The swift adoption of a new EV charging standard across the industry, led by Ford, is remarkable, especially since such changes typically unfold over years. Originally, Tesla’s Supercharger network was optimized for its own vehicles to save costs, including the decision to use short cables that match the location of Tesla’s charging ports on the rear driver’s side.

This design has become an issue for non-Tesla electric vehicles, such as Ford’s F-150 Lightning and Mustang Mach-E, which have their charging ports near the front wheel on the driver’s side. Due to the short length of Tesla’s Supercharger cables, these vehicles face challenges connecting when parked normally, leading to the necessity of double-parking to access charging, thus blocking additional charging stalls.

Tesla’s website reads:

[I]n some cases you might have to park over the line in order to charge comfortably. Avoid parking diagonally to reach the cable and try to obstruct as few charge posts as possible. Charge port locations vary by EV model, which requires cable sharing between adjacent stalls at many sites.

+---+

§ APPLY WHAT YOU READ
[1] According to the Supercharger text, where are the charging ports on Ford's F-150 Lightning and Mustang Mach-E?
[2] Using the Supercharger text, explain why non-Tesla vehicles such as the F-150 Lightning may need to double-park to charge.
The material comes from a separate source.

+---+

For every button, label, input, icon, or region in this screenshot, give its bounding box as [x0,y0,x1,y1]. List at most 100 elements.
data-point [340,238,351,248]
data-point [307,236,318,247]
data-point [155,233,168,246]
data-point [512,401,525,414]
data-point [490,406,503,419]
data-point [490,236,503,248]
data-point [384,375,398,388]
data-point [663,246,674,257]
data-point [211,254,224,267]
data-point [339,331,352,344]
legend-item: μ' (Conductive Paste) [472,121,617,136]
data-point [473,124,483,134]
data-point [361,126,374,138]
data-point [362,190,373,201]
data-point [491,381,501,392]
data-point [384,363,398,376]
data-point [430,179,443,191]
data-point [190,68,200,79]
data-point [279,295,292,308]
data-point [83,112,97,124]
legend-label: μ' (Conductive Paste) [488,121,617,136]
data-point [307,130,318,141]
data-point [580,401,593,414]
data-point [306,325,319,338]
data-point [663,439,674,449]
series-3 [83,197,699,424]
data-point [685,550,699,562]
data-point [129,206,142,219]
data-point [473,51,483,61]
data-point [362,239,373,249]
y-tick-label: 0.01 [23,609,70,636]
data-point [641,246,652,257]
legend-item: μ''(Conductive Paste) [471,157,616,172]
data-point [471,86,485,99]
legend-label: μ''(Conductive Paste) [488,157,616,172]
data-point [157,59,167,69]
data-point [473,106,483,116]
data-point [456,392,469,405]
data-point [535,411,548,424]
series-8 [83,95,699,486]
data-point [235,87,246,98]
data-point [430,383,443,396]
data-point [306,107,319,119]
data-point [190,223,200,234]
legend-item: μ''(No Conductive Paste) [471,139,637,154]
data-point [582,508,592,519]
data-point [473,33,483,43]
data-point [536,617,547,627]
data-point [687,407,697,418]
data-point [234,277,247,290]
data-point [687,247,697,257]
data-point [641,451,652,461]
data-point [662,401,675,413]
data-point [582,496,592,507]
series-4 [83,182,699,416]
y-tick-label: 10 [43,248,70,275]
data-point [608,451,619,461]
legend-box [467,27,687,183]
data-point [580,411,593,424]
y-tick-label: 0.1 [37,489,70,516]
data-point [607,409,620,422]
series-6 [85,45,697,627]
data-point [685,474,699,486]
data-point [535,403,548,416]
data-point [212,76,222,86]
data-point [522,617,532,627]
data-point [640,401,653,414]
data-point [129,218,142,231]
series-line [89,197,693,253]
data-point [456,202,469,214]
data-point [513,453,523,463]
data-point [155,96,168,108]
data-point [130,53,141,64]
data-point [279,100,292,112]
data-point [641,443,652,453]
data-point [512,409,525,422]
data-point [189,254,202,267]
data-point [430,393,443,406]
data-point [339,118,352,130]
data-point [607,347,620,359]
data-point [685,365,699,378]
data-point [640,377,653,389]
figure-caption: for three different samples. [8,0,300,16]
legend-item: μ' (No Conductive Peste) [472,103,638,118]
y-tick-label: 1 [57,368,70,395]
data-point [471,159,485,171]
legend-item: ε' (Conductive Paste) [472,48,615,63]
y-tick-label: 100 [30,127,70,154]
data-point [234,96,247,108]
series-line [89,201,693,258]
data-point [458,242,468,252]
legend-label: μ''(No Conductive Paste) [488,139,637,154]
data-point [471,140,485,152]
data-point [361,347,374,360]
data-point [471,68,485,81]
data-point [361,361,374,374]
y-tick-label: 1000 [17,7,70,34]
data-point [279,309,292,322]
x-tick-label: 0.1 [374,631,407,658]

+---+

§ SOLUTIONS TO THE TASKS
[1] Near the front wheel on the driver's side.

[2] To save costs, Tesla fitted its Superchargers with short cables that reach its own charging ports on the rear driver's side. Ford's vehicles have their ports near the front wheel, so the cable cannot reach them when they are parked normally, and drivers must park across stalls.